# [Task details]
Wherever the word "síla" turns up in a line of the entries, copy that line.

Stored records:
◇ ◇ ◇ ◇ ◇ ◇ ◇
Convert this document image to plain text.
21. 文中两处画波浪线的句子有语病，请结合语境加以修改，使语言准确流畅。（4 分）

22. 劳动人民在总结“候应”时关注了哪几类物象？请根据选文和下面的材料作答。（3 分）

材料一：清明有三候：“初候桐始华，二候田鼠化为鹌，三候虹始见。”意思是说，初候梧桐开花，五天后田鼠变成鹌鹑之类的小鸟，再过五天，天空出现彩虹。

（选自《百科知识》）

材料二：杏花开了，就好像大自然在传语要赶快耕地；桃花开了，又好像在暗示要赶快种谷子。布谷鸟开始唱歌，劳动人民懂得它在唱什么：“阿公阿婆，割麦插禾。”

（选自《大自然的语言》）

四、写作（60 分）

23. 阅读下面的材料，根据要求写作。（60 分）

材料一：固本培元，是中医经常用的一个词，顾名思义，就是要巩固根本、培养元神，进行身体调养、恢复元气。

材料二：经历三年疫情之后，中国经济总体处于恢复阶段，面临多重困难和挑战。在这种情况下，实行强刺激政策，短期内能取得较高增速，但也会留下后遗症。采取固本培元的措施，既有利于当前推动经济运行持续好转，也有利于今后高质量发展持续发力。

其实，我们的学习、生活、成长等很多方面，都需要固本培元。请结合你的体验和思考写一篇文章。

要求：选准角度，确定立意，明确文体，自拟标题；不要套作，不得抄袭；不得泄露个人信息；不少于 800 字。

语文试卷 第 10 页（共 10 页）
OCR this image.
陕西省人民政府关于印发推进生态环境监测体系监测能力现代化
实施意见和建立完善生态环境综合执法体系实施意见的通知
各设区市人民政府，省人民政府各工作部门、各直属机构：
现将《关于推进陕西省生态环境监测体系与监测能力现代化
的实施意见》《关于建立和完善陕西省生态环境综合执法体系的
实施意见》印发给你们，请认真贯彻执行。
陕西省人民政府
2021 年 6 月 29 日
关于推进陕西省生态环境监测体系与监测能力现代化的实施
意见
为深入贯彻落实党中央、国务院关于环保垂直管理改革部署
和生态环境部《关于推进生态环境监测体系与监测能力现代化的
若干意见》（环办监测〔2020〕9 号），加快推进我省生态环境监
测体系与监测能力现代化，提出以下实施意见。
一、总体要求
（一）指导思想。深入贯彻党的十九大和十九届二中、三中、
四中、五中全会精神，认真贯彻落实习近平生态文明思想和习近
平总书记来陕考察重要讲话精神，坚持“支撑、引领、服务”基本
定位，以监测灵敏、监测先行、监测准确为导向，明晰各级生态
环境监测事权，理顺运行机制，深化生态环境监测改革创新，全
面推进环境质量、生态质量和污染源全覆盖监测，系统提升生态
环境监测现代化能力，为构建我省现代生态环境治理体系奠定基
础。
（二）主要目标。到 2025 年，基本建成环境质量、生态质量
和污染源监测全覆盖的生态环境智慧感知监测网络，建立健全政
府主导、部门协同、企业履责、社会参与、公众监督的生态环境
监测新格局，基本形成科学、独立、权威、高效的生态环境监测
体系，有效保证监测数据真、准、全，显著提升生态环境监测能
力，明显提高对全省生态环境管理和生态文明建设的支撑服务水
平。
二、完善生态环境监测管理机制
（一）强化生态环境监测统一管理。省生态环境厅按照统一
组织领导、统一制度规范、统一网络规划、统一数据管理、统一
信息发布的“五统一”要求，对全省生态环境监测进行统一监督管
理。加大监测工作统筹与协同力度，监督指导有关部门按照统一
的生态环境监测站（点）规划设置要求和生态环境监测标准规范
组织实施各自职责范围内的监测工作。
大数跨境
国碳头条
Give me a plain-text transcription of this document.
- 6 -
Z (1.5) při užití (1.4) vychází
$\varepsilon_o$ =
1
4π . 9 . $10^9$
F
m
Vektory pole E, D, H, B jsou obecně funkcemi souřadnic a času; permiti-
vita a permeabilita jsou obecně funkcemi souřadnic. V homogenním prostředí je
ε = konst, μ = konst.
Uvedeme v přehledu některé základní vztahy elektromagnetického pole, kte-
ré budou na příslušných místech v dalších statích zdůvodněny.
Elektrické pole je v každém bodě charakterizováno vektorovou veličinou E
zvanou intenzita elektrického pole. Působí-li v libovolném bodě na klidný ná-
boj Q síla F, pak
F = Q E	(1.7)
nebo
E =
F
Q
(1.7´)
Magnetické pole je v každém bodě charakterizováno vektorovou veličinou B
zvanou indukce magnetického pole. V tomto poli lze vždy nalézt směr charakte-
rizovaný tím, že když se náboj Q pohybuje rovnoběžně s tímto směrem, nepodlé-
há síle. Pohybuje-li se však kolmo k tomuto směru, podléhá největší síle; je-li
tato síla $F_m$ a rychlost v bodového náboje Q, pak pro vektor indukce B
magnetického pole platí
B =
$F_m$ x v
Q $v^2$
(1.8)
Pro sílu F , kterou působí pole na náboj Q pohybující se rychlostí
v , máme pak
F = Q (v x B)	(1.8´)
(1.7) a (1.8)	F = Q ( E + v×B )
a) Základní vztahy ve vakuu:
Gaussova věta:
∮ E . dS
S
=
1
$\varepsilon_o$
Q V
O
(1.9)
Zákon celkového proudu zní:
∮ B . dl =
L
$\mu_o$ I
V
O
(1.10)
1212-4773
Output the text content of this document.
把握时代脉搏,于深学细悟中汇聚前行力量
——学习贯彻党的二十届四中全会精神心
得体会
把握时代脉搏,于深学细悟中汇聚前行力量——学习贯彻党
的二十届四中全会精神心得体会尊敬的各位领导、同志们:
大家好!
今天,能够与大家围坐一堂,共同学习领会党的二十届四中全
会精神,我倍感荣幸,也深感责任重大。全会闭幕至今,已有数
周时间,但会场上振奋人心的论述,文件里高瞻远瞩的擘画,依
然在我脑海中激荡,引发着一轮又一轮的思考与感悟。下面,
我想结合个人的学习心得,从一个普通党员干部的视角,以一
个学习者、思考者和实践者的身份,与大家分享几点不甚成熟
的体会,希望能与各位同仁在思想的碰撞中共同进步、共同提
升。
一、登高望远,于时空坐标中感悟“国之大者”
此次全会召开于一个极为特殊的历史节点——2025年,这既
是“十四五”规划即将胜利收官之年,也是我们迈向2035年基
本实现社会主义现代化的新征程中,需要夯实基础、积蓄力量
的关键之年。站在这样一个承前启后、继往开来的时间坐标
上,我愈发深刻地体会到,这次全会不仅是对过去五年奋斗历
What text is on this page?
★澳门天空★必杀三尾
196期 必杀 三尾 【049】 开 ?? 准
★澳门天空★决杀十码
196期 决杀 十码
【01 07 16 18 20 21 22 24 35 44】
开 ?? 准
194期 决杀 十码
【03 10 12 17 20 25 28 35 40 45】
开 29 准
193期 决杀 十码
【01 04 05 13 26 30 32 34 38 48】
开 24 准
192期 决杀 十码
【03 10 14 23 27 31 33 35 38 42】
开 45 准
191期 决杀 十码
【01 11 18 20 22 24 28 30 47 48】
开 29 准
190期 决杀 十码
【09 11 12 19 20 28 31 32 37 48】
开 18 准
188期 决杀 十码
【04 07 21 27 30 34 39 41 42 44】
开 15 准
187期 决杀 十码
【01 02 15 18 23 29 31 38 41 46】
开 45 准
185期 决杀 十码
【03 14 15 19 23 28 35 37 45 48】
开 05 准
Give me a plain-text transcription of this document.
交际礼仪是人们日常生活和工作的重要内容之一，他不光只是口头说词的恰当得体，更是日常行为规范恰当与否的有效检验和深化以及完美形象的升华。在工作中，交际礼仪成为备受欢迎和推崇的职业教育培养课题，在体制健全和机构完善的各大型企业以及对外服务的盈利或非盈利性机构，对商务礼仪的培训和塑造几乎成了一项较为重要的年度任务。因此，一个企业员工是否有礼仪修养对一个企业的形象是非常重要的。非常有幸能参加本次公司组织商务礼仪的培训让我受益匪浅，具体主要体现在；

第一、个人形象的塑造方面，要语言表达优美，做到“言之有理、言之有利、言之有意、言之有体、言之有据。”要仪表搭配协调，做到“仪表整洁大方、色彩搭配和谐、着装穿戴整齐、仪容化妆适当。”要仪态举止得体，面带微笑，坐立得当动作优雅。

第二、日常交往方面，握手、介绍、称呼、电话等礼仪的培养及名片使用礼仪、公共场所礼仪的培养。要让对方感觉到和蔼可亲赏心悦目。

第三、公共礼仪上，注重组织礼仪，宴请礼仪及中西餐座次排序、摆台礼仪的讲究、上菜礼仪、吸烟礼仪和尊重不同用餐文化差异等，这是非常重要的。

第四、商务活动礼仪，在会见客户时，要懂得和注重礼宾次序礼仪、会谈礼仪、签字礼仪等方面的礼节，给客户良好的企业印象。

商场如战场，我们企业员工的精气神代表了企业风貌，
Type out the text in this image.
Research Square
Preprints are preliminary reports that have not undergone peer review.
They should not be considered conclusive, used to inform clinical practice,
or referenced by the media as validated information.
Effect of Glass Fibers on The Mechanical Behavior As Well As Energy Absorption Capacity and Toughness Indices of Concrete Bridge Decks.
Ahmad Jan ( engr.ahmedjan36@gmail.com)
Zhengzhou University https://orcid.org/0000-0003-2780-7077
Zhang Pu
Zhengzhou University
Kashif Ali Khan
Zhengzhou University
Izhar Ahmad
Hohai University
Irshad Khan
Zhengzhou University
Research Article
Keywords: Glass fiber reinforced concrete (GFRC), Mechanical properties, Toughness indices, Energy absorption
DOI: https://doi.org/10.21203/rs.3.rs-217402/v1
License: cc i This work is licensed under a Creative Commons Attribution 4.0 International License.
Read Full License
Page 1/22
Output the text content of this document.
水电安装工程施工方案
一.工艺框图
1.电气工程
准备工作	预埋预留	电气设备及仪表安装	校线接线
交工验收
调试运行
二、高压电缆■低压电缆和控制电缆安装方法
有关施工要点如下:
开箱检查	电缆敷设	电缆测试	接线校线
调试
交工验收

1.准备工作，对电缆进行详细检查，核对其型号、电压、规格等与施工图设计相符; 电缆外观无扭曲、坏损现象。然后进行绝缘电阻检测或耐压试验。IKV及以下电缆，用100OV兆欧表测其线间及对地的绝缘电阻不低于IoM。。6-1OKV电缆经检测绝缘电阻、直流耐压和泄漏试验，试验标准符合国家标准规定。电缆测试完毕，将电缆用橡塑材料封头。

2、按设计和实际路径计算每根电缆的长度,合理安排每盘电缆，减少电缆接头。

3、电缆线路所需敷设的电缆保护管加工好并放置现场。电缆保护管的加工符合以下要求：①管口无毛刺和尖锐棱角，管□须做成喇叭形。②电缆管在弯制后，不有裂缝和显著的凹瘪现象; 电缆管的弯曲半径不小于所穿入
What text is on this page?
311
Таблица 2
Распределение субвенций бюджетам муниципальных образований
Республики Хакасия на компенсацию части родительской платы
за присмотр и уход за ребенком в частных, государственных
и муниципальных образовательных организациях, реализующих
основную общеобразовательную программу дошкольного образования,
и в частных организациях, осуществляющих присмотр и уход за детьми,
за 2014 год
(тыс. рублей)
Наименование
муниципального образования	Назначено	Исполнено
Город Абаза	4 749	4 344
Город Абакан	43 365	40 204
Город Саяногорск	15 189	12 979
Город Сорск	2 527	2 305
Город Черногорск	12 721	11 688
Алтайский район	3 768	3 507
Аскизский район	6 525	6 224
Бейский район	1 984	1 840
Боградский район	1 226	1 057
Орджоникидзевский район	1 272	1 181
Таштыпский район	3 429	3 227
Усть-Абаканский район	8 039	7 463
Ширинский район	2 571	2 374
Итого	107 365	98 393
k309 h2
◇ ◇ ◇ ◇ ◇ ◇ ◇
# [Complete response]
boj Q síla F, pak
tato síla $F_m$ a rychlost v bodového náboje Q, pak pro vektor indukce B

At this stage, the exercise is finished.